**Given data**
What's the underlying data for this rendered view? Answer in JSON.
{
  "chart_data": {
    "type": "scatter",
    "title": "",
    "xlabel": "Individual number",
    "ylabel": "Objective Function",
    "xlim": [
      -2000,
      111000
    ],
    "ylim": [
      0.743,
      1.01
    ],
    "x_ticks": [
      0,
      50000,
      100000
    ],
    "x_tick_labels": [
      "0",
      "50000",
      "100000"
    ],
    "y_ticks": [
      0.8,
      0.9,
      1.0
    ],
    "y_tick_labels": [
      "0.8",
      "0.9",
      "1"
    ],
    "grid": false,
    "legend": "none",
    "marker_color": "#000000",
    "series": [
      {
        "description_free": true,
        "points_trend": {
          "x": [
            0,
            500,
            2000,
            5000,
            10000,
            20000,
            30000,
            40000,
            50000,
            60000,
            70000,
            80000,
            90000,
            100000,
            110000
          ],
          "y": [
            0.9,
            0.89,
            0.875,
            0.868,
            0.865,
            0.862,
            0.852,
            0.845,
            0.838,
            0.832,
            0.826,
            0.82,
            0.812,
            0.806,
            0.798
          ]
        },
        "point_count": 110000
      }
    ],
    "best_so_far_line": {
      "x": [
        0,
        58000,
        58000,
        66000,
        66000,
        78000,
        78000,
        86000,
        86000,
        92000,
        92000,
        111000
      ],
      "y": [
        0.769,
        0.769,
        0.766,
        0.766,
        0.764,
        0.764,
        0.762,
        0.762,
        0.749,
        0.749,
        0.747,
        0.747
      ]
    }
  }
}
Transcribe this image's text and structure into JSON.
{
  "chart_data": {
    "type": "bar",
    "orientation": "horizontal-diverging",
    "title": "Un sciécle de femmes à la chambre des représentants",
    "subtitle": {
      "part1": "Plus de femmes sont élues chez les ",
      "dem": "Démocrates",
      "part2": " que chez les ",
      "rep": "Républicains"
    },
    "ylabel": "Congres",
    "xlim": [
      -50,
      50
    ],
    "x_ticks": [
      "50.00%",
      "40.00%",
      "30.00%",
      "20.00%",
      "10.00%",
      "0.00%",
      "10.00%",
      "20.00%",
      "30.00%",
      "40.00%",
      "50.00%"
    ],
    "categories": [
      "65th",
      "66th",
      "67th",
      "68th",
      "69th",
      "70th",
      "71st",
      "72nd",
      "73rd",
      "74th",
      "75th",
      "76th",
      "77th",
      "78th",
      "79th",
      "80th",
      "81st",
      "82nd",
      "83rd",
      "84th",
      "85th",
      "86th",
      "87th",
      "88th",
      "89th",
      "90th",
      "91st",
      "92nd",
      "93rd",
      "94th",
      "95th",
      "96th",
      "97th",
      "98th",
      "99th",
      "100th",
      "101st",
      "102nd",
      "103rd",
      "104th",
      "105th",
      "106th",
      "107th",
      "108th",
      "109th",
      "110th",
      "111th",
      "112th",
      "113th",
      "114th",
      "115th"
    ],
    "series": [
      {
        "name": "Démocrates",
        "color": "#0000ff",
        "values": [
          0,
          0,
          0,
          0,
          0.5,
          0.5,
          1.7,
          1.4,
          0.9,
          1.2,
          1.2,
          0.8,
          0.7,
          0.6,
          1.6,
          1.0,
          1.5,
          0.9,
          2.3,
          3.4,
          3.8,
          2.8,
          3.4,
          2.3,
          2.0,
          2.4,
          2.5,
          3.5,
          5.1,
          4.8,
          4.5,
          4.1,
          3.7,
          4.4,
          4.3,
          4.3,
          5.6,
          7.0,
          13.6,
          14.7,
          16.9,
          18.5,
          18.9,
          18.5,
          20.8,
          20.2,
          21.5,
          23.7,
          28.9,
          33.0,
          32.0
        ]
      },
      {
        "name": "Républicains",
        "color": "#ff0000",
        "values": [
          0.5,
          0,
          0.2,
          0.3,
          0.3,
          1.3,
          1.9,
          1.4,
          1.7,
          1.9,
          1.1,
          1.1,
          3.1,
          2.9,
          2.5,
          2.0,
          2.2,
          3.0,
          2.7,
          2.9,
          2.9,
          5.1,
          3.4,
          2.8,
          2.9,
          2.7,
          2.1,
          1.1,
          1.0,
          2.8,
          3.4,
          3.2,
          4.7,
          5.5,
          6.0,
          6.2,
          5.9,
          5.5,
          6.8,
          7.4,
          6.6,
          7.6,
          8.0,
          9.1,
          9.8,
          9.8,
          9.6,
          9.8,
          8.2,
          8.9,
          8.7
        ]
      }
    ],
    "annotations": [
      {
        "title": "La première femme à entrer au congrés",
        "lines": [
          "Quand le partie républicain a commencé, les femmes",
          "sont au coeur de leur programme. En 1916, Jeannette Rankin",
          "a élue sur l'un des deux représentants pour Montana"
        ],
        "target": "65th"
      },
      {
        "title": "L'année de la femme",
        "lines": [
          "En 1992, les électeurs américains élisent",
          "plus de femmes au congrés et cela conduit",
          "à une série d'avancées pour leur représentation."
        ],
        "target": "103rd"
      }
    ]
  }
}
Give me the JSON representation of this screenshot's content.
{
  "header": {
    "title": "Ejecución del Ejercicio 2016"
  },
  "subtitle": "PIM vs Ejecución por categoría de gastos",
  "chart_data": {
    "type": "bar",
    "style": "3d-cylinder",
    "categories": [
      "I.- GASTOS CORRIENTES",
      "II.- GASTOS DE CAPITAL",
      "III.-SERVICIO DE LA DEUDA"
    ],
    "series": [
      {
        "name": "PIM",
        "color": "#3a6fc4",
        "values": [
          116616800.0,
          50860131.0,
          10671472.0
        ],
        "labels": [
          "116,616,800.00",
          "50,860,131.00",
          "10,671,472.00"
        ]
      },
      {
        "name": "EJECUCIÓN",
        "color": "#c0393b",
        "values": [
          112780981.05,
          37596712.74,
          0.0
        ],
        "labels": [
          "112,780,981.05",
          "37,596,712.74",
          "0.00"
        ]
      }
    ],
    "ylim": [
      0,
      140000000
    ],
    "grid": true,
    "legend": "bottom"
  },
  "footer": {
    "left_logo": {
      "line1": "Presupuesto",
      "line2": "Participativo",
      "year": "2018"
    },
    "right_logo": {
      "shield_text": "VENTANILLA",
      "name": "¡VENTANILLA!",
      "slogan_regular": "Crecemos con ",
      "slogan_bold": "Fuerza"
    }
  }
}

**Aim**
What is the number of lines in this material that hold the string "ylabel"? Answer with that number only.

**Result of this task**
2